Once the images are set aside, return every entry exactly.

* [EXTRACTED RECORDS]:

--------------------------------

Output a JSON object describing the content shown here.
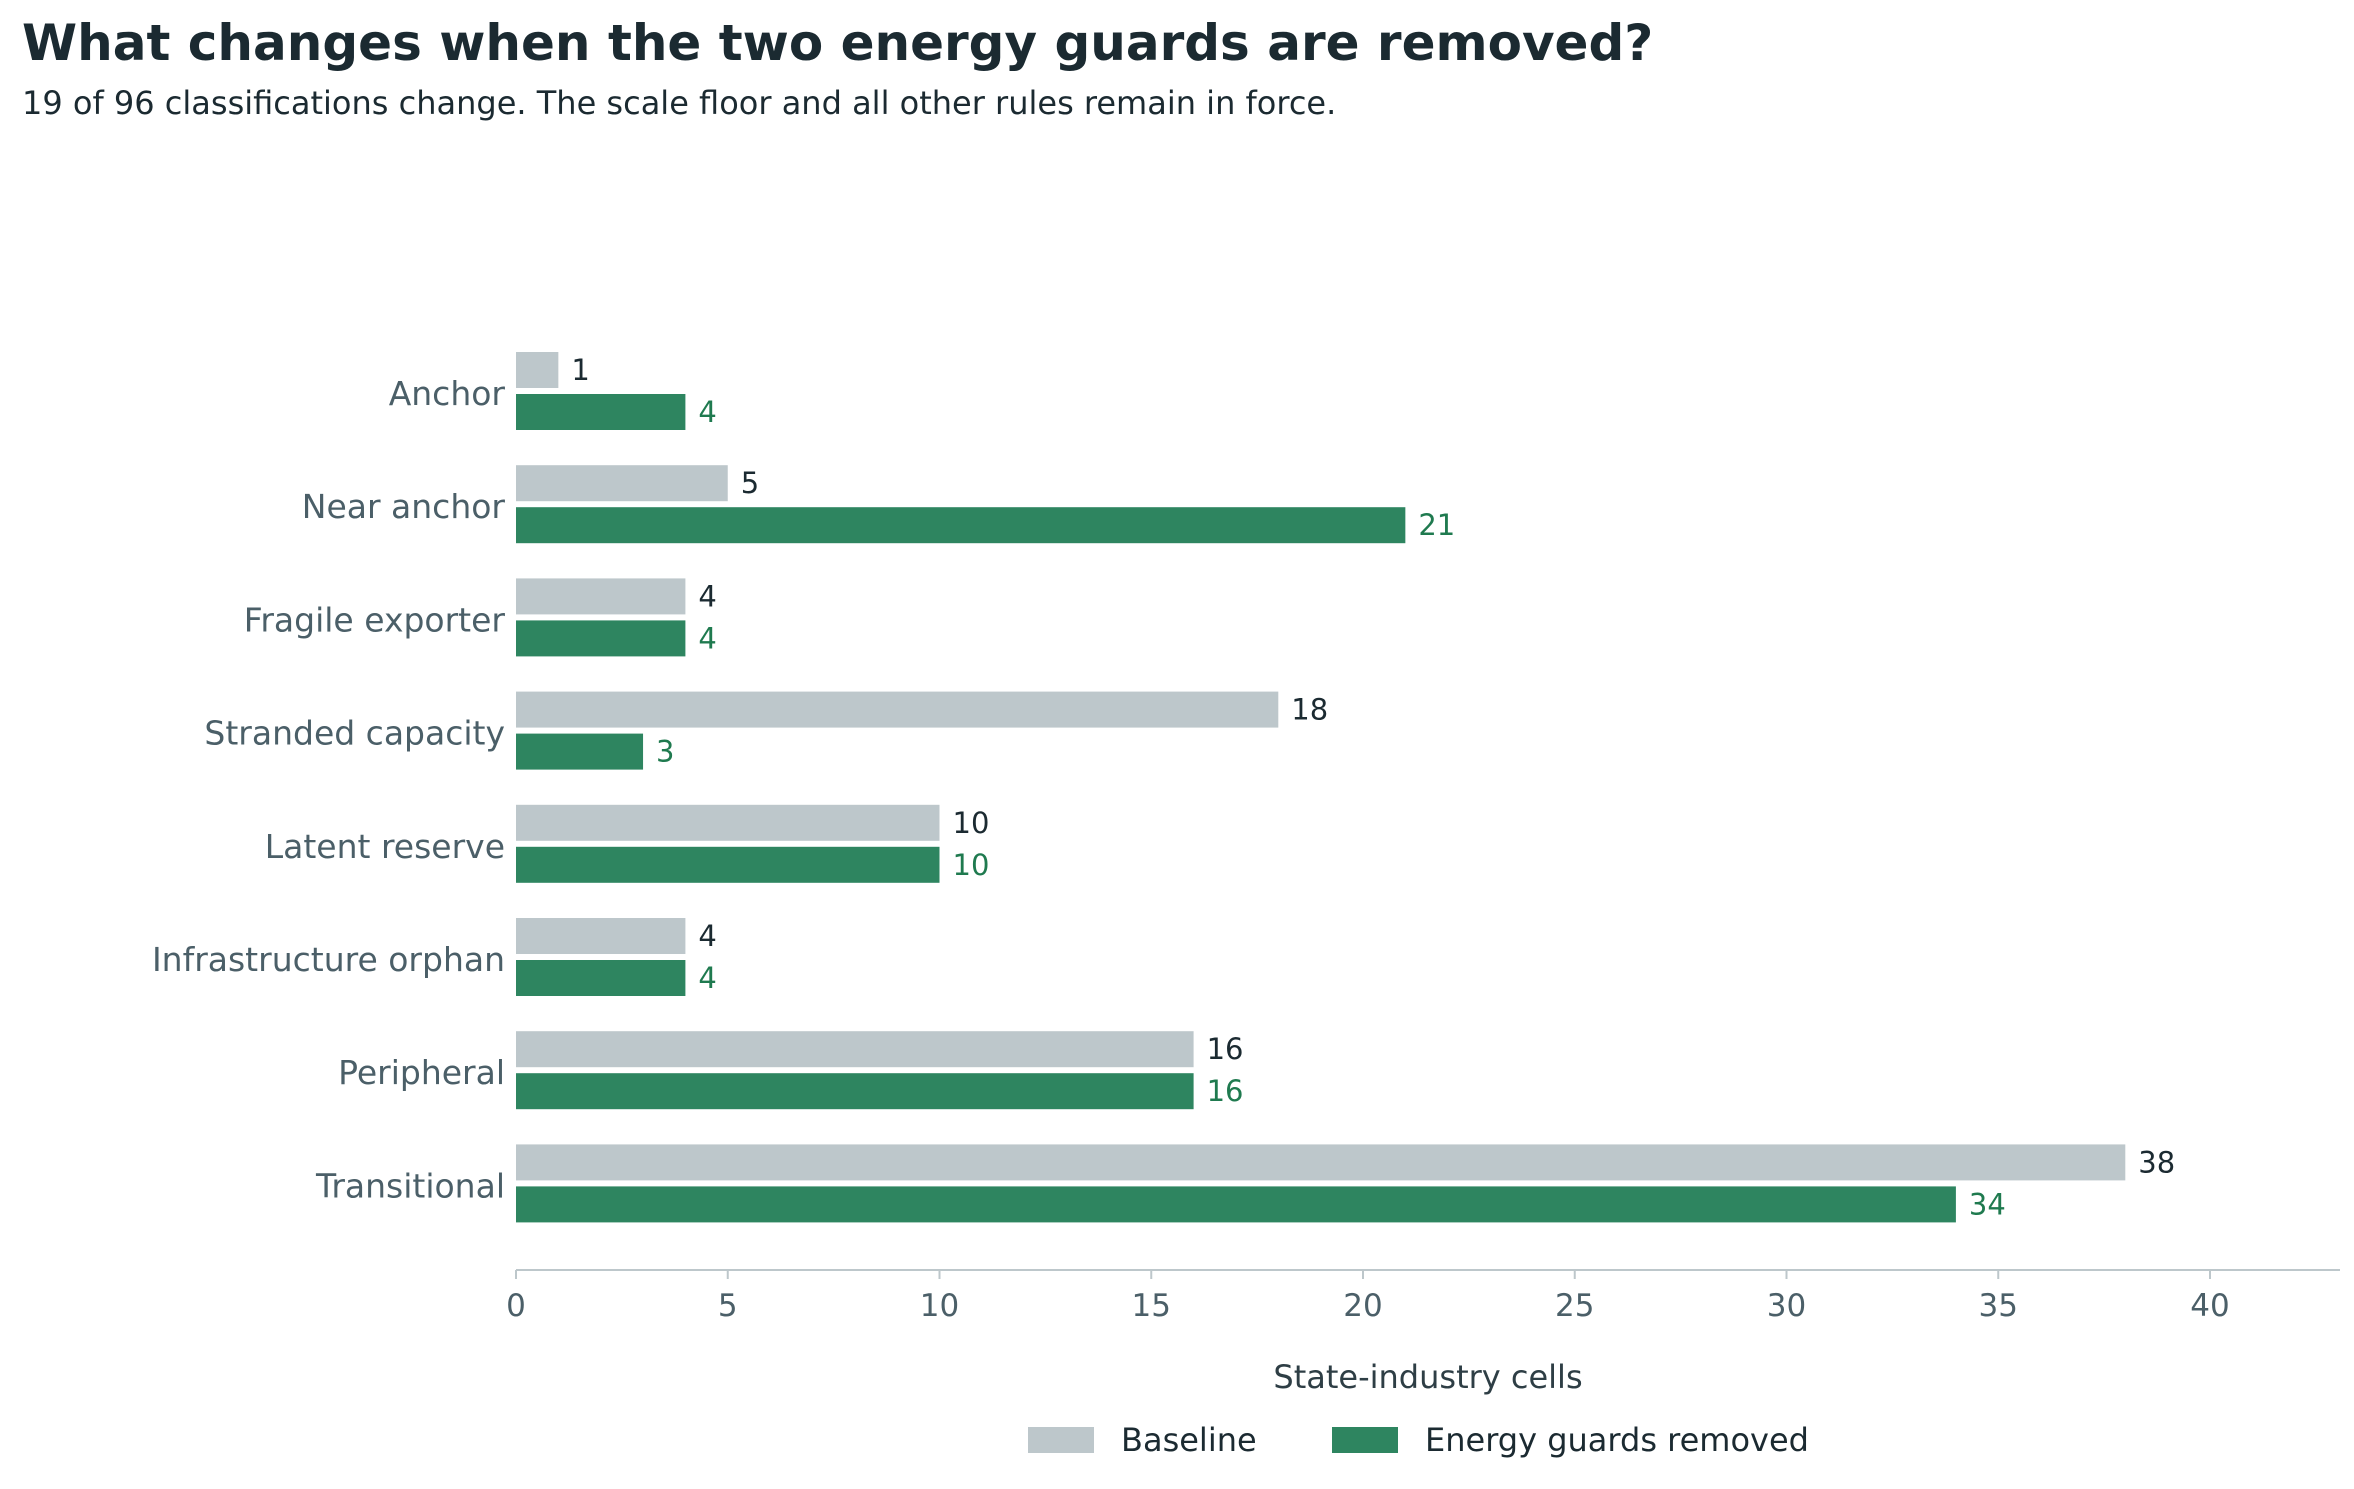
{
  "title": "What changes when the two energy guards are removed?",
  "subtitle": "19 of 96 classifications change. The scale floor and all other rules remain in force.",
  "colors": {
    "baseline": "#bdc7cb",
    "energy_guards_removed": "#2e8560",
    "energy_value_label": "#1f7a4f",
    "axis": "#bdc7cb"
  },
  "chart_data": {
    "type": "bar",
    "orientation": "horizontal",
    "categories": [
      "Anchor",
      "Near anchor",
      "Fragile exporter",
      "Stranded capacity",
      "Latent reserve",
      "Infrastructure orphan",
      "Peripheral",
      "Transitional"
    ],
    "series": [
      {
        "name": "Baseline",
        "values": [
          1,
          5,
          4,
          18,
          10,
          4,
          16,
          38
        ]
      },
      {
        "name": "Energy guards removed",
        "values": [
          4,
          21,
          4,
          3,
          10,
          4,
          16,
          34
        ]
      }
    ],
    "xlabel": "State-industry cells",
    "ylabel": "",
    "xlim": [
      0,
      43
    ],
    "xticks": [
      0,
      5,
      10,
      15,
      20,
      25,
      30,
      35,
      40
    ],
    "grid": false,
    "legend_position": "bottom-center"
  }
}
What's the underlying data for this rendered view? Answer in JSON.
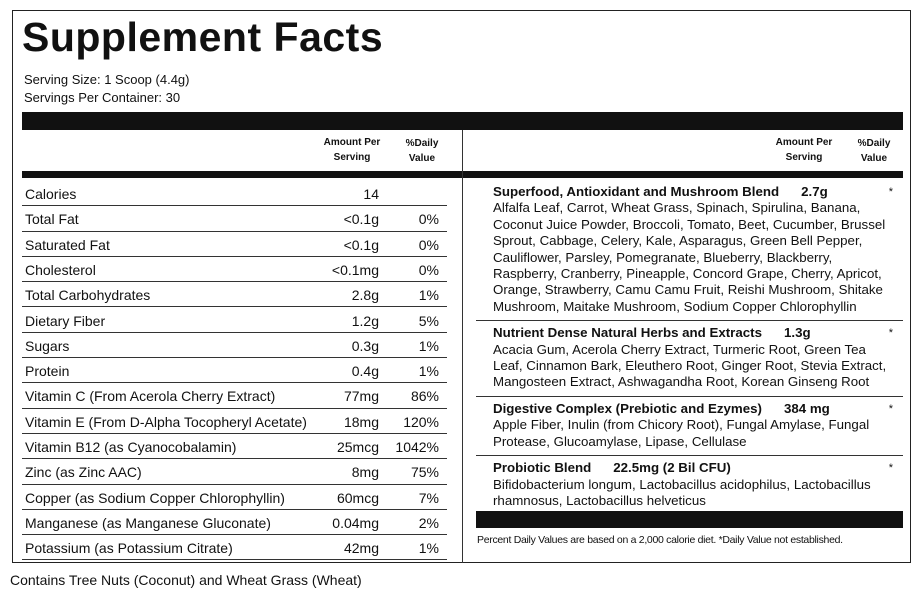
{
  "header": {
    "title": "Supplement Facts",
    "serving_size": "Serving Size: 1 Scoop (4.4g)",
    "servings_per_container": "Servings Per Container: 30"
  },
  "left_table": {
    "columns": [
      "Amount Per Serving",
      "%Daily Value"
    ],
    "rows": [
      {
        "name": "Calories",
        "amount": "14"
      },
      {
        "name": "Total Fat",
        "amount": "<0.1g",
        "dv": "0%"
      },
      {
        "name": "Saturated Fat",
        "amount": "<0.1g",
        "dv": "0%"
      },
      {
        "name": "Cholesterol",
        "amount": "<0.1mg",
        "dv": "0%"
      },
      {
        "name": "Total Carbohydrates",
        "amount": "2.8g",
        "dv": "1%"
      },
      {
        "name": "Dietary Fiber",
        "amount": "1.2g",
        "dv": "5%"
      },
      {
        "name": "Sugars",
        "amount": "0.3g",
        "dv": "1%"
      },
      {
        "name": "Protein",
        "amount": "0.4g",
        "dv": "1%"
      },
      {
        "name": "Vitamin C (From Acerola Cherry Extract)",
        "amount": "77mg",
        "dv": "86%"
      },
      {
        "name": "Vitamin E (From D-Alpha Tocopheryl Acetate)",
        "amount": "18mg",
        "dv": "120%"
      },
      {
        "name": "Vitamin B12 (as Cyanocobalamin)",
        "amount": "25mcg",
        "dv": "1042%"
      },
      {
        "name": "Zinc (as Zinc AAC)",
        "amount": "8mg",
        "dv": "75%"
      },
      {
        "name": "Copper (as Sodium Copper Chlorophyllin)",
        "amount": "60mcg",
        "dv": "7%"
      },
      {
        "name": "Manganese (as Manganese Gluconate)",
        "amount": "0.04mg",
        "dv": "2%"
      },
      {
        "name": "Potassium (as Potassium Citrate)",
        "amount": "42mg",
        "dv": "1%"
      }
    ]
  },
  "right_table": {
    "columns": [
      "Amount Per Serving",
      "%Daily Value"
    ],
    "blends": [
      {
        "name": "Superfood, Antioxidant and Mushroom Blend",
        "amount": "2.7g",
        "dv": "*",
        "ingredients": "Alfalfa Leaf, Carrot, Wheat Grass, Spinach, Spirulina, Banana, Coconut Juice Powder, Broccoli, Tomato, Beet, Cucumber, Brussel Sprout, Cabbage, Celery, Kale, Asparagus, Green Bell Pepper, Cauliflower, Parsley, Pomegranate, Blueberry, Blackberry, Raspberry, Cranberry, Pineapple, Concord Grape, Cherry, Apricot, Orange, Strawberry, Camu Camu Fruit, Reishi Mushroom, Shitake Mushroom, Maitake Mushroom, Sodium Copper Chlorophyllin"
      },
      {
        "name": "Nutrient Dense Natural Herbs and Extracts",
        "amount": "1.3g",
        "dv": "*",
        "ingredients": "Acacia Gum, Acerola Cherry Extract, Turmeric Root, Green Tea Leaf, Cinnamon Bark, Eleuthero Root, Ginger Root, Stevia Extract, Mangosteen Extract, Ashwagandha Root, Korean Ginseng Root"
      },
      {
        "name": "Digestive Complex (Prebiotic and Ezymes)",
        "amount": "384 mg",
        "dv": "*",
        "ingredients": "Apple Fiber, Inulin (from Chicory Root), Fungal Amylase, Fungal Protease, Glucoamylase, Lipase, Cellulase"
      },
      {
        "name": "Probiotic Blend",
        "amount": "22.5mg (2 Bil CFU)",
        "dv": "*",
        "ingredients": "Bifidobacterium longum, Lactobacillus acidophilus, Lactobacillus rhamnosus, Lactobacillus helveticus"
      }
    ],
    "footnote": "Percent Daily Values are based on a 2,000 calorie diet. *Daily Value not established."
  },
  "allergen": "Contains Tree Nuts (Coconut) and Wheat Grass (Wheat)"
}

--------------------------------

* [ANSWER SECTION]:
Output a JSON object describing the content shown here.
{
  "title": "What changes when the two energy guards are removed?",
  "subtitle": "19 of 96 classifications change. The scale floor and all other rules remain in force.",
  "colors": {
    "baseline": "#bdc7cb",
    "energy_guards_removed": "#2e8560",
    "energy_value_label": "#1f7a4f",
    "axis": "#bdc7cb"
  },
  "chart_data": {
    "type": "bar",
    "orientation": "horizontal",
    "categories": [
      "Anchor",
      "Near anchor",
      "Fragile exporter",
      "Stranded capacity",
      "Latent reserve",
      "Infrastructure orphan",
      "Peripheral",
      "Transitional"
    ],
    "series": [
      {
        "name": "Baseline",
        "values": [
          1,
          5,
          4,
          18,
          10,
          4,
          16,
          38
        ]
      },
      {
        "name": "Energy guards removed",
        "values": [
          4,
          21,
          4,
          3,
          10,
          4,
          16,
          34
        ]
      }
    ],
    "xlabel": "State-industry cells",
    "ylabel": "",
    "xlim": [
      0,
      43
    ],
    "xticks": [
      0,
      5,
      10,
      15,
      20,
      25,
      30,
      35,
      40
    ],
    "grid": false,
    "legend_position": "bottom-center"
  }
}
What's the underlying data for this rendered view? Answer in JSON.
{
  "header": {
    "title": "Supplement Facts",
    "serving_size": "Serving Size: 1 Scoop (4.4g)",
    "servings_per_container": "Servings Per Container: 30"
  },
  "left_table": {
    "columns": [
      "Amount Per Serving",
      "%Daily Value"
    ],
    "rows": [
      {
        "name": "Calories",
        "amount": "14"
      },
      {
        "name": "Total Fat",
        "amount": "<0.1g",
        "dv": "0%"
      },
      {
        "name": "Saturated Fat",
        "amount": "<0.1g",
        "dv": "0%"
      },
      {
        "name": "Cholesterol",
        "amount": "<0.1mg",
        "dv": "0%"
      },
      {
        "name": "Total Carbohydrates",
        "amount": "2.8g",
        "dv": "1%"
      },
      {
        "name": "Dietary Fiber",
        "amount": "1.2g",
        "dv": "5%"
      },
      {
        "name": "Sugars",
        "amount": "0.3g",
        "dv": "1%"
      },
      {
        "name": "Protein",
        "amount": "0.4g",
        "dv": "1%"
      },
      {
        "name": "Vitamin C (From Acerola Cherry Extract)",
        "amount": "77mg",
        "dv": "86%"
      },
      {
        "name": "Vitamin E (From D-Alpha Tocopheryl Acetate)",
        "amount": "18mg",
        "dv": "120%"
      },
      {
        "name": "Vitamin B12 (as Cyanocobalamin)",
        "amount": "25mcg",
        "dv": "1042%"
      },
      {
        "name": "Zinc (as Zinc AAC)",
        "amount": "8mg",
        "dv": "75%"
      },
      {
        "name": "Copper (as Sodium Copper Chlorophyllin)",
        "amount": "60mcg",
        "dv": "7%"
      },
      {
        "name": "Manganese (as Manganese Gluconate)",
        "amount": "0.04mg",
        "dv": "2%"
      },
      {
        "name": "Potassium (as Potassium Citrate)",
        "amount": "42mg",
        "dv": "1%"
      }
    ]
  },
  "right_table": {
    "columns": [
      "Amount Per Serving",
      "%Daily Value"
    ],
    "blends": [
      {
        "name": "Superfood, Antioxidant and Mushroom Blend",
        "amount": "2.7g",
        "dv": "*",
        "ingredients": "Alfalfa Leaf, Carrot, Wheat Grass, Spinach, Spirulina, Banana, Coconut Juice Powder, Broccoli, Tomato, Beet, Cucumber, Brussel Sprout, Cabbage, Celery, Kale, Asparagus, Green Bell Pepper, Cauliflower, Parsley, Pomegranate, Blueberry, Blackberry, Raspberry, Cranberry, Pineapple, Concord Grape, Cherry, Apricot, Orange, Strawberry, Camu Camu Fruit, Reishi Mushroom, Shitake Mushroom, Maitake Mushroom, Sodium Copper Chlorophyllin"
      },
      {
        "name": "Nutrient Dense Natural Herbs and Extracts",
        "amount": "1.3g",
        "dv": "*",
        "ingredients": "Acacia Gum, Acerola Cherry Extract, Turmeric Root, Green Tea Leaf, Cinnamon Bark, Eleuthero Root, Ginger Root, Stevia Extract, Mangosteen Extract, Ashwagandha Root, Korean Ginseng Root"
      },
      {
        "name": "Digestive Complex (Prebiotic and Ezymes)",
        "amount": "384 mg",
        "dv": "*",
        "ingredients": "Apple Fiber, Inulin (from Chicory Root), Fungal Amylase, Fungal Protease, Glucoamylase, Lipase, Cellulase"
      },
      {
        "name": "Probiotic Blend",
        "amount": "22.5mg (2 Bil CFU)",
        "dv": "*",
        "ingredients": "Bifidobacterium longum, Lactobacillus acidophilus, Lactobacillus rhamnosus, Lactobacillus helveticus"
      }
    ],
    "footnote": "Percent Daily Values are based on a 2,000 calorie diet. *Daily Value not established."
  },
  "allergen": "Contains Tree Nuts (Coconut) and Wheat Grass (Wheat)"
}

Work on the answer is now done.